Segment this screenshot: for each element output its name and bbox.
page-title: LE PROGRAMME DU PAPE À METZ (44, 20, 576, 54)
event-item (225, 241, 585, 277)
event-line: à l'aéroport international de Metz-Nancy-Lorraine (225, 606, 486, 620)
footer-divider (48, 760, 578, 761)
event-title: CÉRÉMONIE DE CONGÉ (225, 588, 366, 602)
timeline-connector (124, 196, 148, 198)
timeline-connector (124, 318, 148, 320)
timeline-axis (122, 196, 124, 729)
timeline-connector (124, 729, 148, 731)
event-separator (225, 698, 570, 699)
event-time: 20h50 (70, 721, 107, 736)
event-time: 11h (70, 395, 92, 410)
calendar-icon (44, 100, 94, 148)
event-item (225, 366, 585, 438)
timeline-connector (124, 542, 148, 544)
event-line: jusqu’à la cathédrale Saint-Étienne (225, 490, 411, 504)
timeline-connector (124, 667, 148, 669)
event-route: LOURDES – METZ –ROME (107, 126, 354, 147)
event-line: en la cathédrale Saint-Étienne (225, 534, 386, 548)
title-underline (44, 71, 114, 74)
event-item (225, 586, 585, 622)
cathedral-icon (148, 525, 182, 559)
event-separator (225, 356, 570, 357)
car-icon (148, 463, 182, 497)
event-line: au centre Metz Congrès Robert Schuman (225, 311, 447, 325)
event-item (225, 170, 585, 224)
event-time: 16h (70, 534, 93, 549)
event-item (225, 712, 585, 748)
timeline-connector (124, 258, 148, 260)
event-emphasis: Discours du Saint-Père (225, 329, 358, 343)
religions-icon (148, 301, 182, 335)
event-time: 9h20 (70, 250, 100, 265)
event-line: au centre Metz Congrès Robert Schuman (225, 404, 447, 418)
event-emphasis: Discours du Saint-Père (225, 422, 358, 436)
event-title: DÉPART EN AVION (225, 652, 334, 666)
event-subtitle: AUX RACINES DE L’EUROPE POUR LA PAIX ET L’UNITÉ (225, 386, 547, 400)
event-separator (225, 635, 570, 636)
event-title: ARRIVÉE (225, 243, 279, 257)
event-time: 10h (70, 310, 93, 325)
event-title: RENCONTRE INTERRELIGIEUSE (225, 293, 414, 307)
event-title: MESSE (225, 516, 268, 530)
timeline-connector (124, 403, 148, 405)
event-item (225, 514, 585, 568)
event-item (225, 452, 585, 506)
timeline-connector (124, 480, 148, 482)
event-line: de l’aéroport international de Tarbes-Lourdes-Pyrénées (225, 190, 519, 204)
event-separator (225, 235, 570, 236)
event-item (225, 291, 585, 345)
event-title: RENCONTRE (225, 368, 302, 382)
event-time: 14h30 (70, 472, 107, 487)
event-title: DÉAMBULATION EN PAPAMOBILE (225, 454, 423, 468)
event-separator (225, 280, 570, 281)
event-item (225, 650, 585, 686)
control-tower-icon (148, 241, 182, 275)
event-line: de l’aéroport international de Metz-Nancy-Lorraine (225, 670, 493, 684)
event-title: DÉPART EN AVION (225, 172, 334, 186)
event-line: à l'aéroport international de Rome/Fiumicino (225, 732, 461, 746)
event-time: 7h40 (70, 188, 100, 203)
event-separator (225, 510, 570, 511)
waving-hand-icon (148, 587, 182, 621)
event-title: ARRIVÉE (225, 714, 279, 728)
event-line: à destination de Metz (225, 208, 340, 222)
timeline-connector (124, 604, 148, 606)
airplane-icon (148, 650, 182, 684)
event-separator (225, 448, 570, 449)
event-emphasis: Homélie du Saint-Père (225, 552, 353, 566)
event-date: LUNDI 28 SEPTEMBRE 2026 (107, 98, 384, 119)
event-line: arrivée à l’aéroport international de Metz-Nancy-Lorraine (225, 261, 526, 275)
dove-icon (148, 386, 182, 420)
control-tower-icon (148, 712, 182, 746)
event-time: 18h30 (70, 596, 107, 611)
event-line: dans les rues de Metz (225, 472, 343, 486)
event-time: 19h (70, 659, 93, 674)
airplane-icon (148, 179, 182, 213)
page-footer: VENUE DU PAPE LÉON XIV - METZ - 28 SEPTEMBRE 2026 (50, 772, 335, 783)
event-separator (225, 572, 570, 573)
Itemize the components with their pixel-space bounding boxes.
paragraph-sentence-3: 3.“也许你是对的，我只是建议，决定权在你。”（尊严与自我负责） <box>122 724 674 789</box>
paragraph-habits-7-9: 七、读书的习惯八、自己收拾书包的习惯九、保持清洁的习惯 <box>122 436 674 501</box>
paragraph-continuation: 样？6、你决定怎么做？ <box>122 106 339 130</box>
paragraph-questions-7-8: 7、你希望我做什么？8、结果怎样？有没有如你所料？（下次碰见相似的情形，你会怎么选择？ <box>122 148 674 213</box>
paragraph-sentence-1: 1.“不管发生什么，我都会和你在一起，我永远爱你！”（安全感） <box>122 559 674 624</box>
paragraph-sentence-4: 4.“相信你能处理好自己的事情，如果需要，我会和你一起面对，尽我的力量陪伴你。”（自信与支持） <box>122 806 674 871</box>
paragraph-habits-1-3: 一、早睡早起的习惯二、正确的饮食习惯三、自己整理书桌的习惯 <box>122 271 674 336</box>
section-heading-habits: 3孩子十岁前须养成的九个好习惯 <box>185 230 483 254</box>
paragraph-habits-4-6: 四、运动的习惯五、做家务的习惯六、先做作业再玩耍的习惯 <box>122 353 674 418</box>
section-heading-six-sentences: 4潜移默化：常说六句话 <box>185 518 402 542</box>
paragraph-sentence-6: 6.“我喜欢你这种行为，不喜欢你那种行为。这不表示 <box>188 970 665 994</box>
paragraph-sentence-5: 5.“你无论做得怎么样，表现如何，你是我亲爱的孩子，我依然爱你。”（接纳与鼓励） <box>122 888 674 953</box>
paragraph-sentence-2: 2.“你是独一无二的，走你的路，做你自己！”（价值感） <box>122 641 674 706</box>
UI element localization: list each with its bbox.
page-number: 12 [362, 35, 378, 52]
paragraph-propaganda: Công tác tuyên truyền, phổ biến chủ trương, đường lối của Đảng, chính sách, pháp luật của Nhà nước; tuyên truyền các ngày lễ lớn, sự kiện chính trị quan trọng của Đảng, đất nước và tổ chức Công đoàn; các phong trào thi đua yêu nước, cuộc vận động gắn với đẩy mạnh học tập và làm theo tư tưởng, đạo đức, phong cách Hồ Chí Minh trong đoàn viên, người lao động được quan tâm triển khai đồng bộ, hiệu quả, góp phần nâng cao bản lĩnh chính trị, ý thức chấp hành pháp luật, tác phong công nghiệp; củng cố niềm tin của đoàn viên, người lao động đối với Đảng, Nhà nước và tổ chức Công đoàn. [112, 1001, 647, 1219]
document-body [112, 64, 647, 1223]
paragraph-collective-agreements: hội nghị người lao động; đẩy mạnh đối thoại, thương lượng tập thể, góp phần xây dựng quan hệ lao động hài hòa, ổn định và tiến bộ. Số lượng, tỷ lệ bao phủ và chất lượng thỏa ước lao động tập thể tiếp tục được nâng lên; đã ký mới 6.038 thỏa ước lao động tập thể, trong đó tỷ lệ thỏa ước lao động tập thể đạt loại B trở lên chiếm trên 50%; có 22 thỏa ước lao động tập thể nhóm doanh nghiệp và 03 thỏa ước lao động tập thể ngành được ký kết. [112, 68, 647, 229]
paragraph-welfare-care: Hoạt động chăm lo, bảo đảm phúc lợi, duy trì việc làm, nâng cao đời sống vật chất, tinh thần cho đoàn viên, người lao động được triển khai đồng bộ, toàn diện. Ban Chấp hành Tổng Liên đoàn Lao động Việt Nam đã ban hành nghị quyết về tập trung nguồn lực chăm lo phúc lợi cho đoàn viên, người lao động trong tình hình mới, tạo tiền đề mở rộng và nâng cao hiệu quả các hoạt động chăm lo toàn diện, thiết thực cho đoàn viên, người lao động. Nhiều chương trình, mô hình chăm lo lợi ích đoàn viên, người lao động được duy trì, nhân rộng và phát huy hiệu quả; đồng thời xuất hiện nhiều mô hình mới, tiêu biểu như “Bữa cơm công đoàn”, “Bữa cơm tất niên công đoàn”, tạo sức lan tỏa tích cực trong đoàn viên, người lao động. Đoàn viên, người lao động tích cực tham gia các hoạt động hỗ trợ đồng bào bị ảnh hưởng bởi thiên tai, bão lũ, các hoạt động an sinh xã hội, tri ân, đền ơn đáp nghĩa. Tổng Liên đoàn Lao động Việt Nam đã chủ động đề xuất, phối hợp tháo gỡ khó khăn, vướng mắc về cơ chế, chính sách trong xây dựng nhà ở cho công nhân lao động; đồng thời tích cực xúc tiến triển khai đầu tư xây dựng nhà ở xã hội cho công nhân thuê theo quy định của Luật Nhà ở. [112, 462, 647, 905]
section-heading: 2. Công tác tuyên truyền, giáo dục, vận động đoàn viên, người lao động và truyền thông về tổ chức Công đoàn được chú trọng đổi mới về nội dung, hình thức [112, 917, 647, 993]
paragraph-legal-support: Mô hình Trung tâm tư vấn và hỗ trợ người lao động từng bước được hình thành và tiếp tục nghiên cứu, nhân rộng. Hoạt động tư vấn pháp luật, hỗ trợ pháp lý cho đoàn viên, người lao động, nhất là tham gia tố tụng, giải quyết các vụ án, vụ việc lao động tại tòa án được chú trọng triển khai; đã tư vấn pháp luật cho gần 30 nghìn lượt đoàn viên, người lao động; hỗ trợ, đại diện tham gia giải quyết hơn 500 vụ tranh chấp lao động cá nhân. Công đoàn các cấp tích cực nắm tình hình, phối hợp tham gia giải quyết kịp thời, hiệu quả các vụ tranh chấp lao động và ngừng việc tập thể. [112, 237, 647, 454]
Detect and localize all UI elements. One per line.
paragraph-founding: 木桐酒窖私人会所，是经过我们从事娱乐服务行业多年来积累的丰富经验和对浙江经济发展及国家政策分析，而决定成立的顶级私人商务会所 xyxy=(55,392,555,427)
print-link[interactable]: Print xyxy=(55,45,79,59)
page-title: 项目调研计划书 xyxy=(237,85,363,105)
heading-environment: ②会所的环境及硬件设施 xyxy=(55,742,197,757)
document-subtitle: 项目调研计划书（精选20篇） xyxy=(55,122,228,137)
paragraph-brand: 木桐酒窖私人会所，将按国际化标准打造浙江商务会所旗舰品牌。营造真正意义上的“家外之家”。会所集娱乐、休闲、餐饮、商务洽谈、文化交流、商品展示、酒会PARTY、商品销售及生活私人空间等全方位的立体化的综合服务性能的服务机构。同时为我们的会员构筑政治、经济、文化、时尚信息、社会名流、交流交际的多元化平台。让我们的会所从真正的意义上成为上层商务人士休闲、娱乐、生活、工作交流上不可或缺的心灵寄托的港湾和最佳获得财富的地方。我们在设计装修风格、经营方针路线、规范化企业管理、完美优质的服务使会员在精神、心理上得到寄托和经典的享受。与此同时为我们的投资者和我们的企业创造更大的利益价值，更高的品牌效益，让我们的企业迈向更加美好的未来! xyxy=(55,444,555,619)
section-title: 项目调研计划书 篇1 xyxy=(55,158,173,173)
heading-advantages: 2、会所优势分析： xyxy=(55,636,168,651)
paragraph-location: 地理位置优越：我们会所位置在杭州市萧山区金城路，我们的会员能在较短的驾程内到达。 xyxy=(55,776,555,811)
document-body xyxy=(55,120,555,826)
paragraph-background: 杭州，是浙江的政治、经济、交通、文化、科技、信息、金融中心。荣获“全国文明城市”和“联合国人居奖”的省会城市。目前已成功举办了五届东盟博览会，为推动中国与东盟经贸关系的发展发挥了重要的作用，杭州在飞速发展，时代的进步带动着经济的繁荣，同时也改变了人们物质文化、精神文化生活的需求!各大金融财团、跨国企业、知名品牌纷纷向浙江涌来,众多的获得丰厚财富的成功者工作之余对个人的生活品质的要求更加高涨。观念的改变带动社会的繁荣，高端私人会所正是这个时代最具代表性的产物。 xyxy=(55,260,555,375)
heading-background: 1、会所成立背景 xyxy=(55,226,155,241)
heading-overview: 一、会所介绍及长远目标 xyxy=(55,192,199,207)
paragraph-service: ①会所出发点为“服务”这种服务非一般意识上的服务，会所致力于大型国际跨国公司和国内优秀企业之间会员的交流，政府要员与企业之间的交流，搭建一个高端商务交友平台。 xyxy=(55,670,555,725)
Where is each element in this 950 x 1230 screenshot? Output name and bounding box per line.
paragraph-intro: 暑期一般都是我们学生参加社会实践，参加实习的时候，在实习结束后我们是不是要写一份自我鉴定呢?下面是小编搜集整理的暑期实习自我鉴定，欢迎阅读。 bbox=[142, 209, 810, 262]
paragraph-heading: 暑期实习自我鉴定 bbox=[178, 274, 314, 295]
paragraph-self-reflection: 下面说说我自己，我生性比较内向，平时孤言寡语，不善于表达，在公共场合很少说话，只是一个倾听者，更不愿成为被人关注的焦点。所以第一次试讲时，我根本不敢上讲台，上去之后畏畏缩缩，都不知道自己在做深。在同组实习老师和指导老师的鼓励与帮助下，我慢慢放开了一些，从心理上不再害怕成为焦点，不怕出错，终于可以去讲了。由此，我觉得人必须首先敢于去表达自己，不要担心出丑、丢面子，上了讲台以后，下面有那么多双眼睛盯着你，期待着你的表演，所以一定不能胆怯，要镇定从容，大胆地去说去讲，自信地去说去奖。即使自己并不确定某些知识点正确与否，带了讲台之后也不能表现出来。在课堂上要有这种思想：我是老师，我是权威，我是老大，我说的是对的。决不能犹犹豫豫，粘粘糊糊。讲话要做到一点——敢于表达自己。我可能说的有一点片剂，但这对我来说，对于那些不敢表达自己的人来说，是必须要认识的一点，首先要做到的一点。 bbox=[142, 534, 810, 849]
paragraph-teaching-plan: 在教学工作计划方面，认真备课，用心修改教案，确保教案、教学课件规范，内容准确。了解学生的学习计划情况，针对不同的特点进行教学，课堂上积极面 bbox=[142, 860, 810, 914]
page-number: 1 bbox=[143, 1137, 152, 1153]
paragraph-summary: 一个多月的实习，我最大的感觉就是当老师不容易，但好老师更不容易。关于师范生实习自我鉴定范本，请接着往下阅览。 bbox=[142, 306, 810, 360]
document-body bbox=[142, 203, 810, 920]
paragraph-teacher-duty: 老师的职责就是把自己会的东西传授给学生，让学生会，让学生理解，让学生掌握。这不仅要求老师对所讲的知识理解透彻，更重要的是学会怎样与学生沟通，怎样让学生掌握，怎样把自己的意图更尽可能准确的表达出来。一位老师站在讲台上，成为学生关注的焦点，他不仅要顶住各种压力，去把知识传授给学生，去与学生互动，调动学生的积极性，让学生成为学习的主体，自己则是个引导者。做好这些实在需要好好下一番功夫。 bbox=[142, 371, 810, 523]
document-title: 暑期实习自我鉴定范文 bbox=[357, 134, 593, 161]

————————

Reproduce verbatim the lines of the records from the first line through the line holding "event-time: 20h50 (70, 721, 107, 736)", inclusive.

_Task result_.
Segment this screenshot: for each element output its name and bbox.
page-title: LE PROGRAMME DU PAPE À METZ (44, 20, 576, 54)
event-item (225, 241, 585, 277)
event-line: à l'aéroport international de Metz-Nancy-Lorraine (225, 606, 486, 620)
footer-divider (48, 760, 578, 761)
event-title: CÉRÉMONIE DE CONGÉ (225, 588, 366, 602)
timeline-connector (124, 196, 148, 198)
timeline-connector (124, 318, 148, 320)
timeline-axis (122, 196, 124, 729)
timeline-connector (124, 729, 148, 731)
event-separator (225, 698, 570, 699)
event-time: 20h50 (70, 721, 107, 736)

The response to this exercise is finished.